Given problem:
Sort through the data and copy the lines holding the word "Speaker".
+ + + + + + +
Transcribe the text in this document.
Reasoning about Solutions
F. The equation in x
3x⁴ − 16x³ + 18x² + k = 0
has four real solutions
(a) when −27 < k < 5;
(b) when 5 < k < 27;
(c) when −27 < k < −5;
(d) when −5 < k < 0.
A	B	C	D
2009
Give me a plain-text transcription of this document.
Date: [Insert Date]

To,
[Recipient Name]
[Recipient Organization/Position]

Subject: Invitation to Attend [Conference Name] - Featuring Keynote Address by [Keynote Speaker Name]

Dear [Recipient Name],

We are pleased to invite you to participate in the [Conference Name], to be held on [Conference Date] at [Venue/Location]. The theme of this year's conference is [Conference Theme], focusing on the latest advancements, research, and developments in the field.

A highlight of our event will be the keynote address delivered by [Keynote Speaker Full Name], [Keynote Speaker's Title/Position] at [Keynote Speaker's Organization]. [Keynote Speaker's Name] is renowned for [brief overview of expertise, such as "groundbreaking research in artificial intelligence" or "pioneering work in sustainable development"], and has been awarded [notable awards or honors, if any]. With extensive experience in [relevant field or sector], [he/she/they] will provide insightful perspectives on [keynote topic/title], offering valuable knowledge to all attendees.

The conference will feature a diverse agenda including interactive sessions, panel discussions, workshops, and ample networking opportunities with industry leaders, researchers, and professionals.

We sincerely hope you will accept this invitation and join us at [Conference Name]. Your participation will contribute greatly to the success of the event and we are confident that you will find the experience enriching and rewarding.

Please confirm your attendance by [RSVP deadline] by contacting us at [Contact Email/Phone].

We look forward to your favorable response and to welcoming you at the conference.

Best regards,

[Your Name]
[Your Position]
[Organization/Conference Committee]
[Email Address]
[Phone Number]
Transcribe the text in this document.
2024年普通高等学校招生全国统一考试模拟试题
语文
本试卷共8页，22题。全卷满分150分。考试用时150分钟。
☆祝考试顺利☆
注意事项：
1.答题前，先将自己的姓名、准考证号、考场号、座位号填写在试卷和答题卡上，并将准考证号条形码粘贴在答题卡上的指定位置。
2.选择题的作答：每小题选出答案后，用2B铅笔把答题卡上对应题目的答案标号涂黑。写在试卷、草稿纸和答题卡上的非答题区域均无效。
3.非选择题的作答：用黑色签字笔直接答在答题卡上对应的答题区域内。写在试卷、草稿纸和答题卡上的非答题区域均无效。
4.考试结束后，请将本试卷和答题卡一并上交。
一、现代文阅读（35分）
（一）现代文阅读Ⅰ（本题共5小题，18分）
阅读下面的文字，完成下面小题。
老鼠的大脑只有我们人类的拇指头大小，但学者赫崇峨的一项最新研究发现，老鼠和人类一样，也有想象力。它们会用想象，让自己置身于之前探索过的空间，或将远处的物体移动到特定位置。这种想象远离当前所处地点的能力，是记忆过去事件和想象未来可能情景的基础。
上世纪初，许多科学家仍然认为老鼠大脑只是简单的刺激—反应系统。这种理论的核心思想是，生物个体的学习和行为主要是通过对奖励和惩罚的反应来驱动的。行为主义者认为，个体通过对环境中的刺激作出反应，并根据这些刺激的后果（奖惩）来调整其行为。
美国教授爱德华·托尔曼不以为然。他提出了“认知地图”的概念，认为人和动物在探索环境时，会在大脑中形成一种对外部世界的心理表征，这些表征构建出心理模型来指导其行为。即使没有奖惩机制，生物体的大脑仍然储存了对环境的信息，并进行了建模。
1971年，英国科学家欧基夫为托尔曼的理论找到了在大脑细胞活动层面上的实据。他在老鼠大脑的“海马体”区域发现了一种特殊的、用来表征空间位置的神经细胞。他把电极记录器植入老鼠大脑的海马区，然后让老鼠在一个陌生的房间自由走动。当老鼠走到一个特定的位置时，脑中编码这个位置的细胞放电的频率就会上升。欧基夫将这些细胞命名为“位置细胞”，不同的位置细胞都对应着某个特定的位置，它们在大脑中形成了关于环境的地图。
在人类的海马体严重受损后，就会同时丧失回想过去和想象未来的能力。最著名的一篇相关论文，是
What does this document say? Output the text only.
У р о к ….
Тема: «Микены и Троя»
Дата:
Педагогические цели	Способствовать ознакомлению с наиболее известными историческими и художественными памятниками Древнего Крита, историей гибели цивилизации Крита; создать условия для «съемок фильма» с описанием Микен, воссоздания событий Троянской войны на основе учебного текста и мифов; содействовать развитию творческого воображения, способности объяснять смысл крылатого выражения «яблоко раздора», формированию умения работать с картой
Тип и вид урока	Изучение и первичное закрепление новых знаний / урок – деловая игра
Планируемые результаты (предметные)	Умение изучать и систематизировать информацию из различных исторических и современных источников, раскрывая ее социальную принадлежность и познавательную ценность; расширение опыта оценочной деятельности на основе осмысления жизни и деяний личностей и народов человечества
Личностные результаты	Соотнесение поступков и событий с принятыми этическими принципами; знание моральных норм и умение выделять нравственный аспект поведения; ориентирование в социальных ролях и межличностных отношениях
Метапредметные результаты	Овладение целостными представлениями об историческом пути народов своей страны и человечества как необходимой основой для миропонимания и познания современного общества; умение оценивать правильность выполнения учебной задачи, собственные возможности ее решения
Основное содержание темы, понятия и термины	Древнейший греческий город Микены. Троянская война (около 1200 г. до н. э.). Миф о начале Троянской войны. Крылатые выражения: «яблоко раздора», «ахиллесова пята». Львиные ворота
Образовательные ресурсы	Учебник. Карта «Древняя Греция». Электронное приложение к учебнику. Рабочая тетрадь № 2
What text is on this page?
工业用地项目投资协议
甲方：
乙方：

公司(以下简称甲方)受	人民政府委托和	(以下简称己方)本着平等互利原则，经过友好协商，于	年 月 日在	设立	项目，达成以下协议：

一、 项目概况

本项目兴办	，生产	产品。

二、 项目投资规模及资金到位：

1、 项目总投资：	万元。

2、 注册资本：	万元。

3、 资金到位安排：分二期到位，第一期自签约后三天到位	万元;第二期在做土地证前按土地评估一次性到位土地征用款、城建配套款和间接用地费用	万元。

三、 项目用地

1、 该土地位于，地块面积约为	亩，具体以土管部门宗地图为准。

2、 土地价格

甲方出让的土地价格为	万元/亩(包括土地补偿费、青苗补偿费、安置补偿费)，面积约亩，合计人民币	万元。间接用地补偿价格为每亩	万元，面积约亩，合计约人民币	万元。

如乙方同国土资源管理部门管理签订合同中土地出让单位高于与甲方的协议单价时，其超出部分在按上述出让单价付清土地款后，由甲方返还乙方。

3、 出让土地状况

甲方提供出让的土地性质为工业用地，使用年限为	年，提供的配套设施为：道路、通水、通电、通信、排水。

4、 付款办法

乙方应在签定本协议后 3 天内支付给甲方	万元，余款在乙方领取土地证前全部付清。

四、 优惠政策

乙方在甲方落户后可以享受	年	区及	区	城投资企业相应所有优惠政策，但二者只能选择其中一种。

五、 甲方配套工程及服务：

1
+ + + + + + +
Solved problem:
Subject: Invitation to Attend [Conference Name] - Featuring Keynote Address by [Keynote Speaker Name]
A highlight of our event will be the keynote address delivered by [Keynote Speaker Full Name], [Keynote Speaker's Title/Position] at [Keynote Speaker's Organization]. [Keynote Speaker's Name] is renowned for [brief overview of expertise, such as "groundbreaking research in artificial intelligence" or "pioneering work in sustainable development"], and has been awarded [notable awards or honors, if any]. With extensive experience in [relevant field or sector], [he/she/they] will provide insightful perspectives on [keynote topic/title], offering valuable knowledge to all attendees.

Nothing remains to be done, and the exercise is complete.